'''

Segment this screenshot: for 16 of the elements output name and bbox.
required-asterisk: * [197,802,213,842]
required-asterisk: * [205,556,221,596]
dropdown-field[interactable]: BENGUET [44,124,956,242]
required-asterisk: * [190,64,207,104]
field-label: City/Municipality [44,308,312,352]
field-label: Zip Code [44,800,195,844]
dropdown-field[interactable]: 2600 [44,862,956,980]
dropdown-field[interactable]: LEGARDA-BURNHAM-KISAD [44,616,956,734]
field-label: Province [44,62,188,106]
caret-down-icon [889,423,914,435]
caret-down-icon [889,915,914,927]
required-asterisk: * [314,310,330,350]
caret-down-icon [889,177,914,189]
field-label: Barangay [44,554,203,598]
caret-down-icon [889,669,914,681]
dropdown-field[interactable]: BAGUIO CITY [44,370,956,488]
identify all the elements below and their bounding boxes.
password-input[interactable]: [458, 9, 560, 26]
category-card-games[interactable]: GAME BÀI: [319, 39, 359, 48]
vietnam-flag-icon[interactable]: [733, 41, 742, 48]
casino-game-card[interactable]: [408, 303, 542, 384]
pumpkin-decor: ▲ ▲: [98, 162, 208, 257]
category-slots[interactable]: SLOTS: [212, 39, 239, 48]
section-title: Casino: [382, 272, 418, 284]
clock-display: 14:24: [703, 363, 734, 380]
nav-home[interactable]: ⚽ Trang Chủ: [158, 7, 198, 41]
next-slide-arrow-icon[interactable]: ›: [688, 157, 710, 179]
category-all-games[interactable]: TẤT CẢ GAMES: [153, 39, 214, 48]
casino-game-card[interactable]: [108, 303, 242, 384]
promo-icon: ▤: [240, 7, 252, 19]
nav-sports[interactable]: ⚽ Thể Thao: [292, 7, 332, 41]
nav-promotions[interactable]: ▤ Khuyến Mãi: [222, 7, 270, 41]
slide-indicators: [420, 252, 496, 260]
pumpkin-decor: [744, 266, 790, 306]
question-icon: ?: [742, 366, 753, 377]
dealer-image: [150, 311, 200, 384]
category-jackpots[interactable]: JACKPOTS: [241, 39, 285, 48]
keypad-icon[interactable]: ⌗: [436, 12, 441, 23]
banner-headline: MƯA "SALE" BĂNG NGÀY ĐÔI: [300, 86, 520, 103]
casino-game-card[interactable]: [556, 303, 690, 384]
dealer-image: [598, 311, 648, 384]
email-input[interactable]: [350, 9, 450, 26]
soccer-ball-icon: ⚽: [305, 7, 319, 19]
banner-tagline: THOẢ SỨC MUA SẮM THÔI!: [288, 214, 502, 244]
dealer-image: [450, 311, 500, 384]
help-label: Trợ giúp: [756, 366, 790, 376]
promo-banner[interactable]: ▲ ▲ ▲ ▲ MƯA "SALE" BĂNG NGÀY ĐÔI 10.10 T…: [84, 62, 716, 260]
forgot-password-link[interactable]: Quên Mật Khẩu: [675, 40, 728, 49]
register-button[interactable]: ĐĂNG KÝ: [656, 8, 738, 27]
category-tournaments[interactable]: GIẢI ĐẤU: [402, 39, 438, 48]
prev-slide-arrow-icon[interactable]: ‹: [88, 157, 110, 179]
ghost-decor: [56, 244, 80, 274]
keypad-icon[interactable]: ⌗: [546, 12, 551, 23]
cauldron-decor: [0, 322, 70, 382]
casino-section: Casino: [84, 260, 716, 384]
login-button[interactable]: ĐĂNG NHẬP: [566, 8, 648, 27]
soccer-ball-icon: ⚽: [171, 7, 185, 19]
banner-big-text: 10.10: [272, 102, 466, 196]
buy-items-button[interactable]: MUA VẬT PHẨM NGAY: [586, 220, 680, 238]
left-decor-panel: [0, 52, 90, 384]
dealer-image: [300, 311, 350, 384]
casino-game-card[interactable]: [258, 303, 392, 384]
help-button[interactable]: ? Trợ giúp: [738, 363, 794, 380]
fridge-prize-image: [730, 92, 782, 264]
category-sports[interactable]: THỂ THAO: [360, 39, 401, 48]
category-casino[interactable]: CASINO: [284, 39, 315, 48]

'''

THE TASK
Copy every line of the entries above, unchanged down to the last character.

ANSWER TO THE TASK
Segment this screenshot: for 16 of the elements output name and bbox.
required-asterisk: * [197,802,213,842]
required-asterisk: * [205,556,221,596]
dropdown-field[interactable]: BENGUET [44,124,956,242]
required-asterisk: * [190,64,207,104]
field-label: City/Municipality [44,308,312,352]
field-label: Zip Code [44,800,195,844]
dropdown-field[interactable]: 2600 [44,862,956,980]
dropdown-field[interactable]: LEGARDA-BURNHAM-KISAD [44,616,956,734]
field-label: Province [44,62,188,106]
caret-down-icon [889,423,914,435]
caret-down-icon [889,915,914,927]
required-asterisk: * [314,310,330,350]
caret-down-icon [889,177,914,189]
field-label: Barangay [44,554,203,598]
caret-down-icon [889,669,914,681]
dropdown-field[interactable]: BAGUIO CITY [44,370,956,488]
identify all the elements below and their bounding boxes.
password-input[interactable]: [458, 9, 560, 26]
category-card-games[interactable]: GAME BÀI: [319, 39, 359, 48]
vietnam-flag-icon[interactable]: [733, 41, 742, 48]
casino-game-card[interactable]: [408, 303, 542, 384]
pumpkin-decor: ▲ ▲: [98, 162, 208, 257]
category-slots[interactable]: SLOTS: [212, 39, 239, 48]
section-title: Casino: [382, 272, 418, 284]
clock-display: 14:24: [703, 363, 734, 380]
nav-home[interactable]: ⚽ Trang Chủ: [158, 7, 198, 41]
next-slide-arrow-icon[interactable]: ›: [688, 157, 710, 179]
category-all-games[interactable]: TẤT CẢ GAMES: [153, 39, 214, 48]
casino-game-card[interactable]: [108, 303, 242, 384]
promo-icon: ▤: [240, 7, 252, 19]
nav-sports[interactable]: ⚽ Thể Thao: [292, 7, 332, 41]
nav-promotions[interactable]: ▤ Khuyến Mãi: [222, 7, 270, 41]
slide-indicators: [420, 252, 496, 260]
pumpkin-decor: [744, 266, 790, 306]
question-icon: ?: [742, 366, 753, 377]
dealer-image: [150, 311, 200, 384]
category-jackpots[interactable]: JACKPOTS: [241, 39, 285, 48]
keypad-icon[interactable]: ⌗: [436, 12, 441, 23]
banner-headline: MƯA "SALE" BĂNG NGÀY ĐÔI: [300, 86, 520, 103]
casino-game-card[interactable]: [556, 303, 690, 384]
dealer-image: [598, 311, 648, 384]
email-input[interactable]: [350, 9, 450, 26]
soccer-ball-icon: ⚽: [305, 7, 319, 19]
banner-tagline: THOẢ SỨC MUA SẮM THÔI!: [288, 214, 502, 244]
dealer-image: [450, 311, 500, 384]
help-label: Trợ giúp: [756, 366, 790, 376]
promo-banner[interactable]: ▲ ▲ ▲ ▲ MƯA "SALE" BĂNG NGÀY ĐÔI 10.10 T…: [84, 62, 716, 260]
forgot-password-link[interactable]: Quên Mật Khẩu: [675, 40, 728, 49]
register-button[interactable]: ĐĂNG KÝ: [656, 8, 738, 27]
category-tournaments[interactable]: GIẢI ĐẤU: [402, 39, 438, 48]
prev-slide-arrow-icon[interactable]: ‹: [88, 157, 110, 179]
ghost-decor: [56, 244, 80, 274]
keypad-icon[interactable]: ⌗: [546, 12, 551, 23]
cauldron-decor: [0, 322, 70, 382]
casino-section: Casino: [84, 260, 716, 384]
login-button[interactable]: ĐĂNG NHẬP: [566, 8, 648, 27]
soccer-ball-icon: ⚽: [171, 7, 185, 19]
banner-big-text: 10.10: [272, 102, 466, 196]
buy-items-button[interactable]: MUA VẬT PHẨM NGAY: [586, 220, 680, 238]
left-decor-panel: [0, 52, 90, 384]
dealer-image: [300, 311, 350, 384]
casino-game-card[interactable]: [258, 303, 392, 384]
help-button[interactable]: ? Trợ giúp: [738, 363, 794, 380]
fridge-prize-image: [730, 92, 782, 264]
category-sports[interactable]: THỂ THAO: [360, 39, 401, 48]
category-casino[interactable]: CASINO: [284, 39, 315, 48]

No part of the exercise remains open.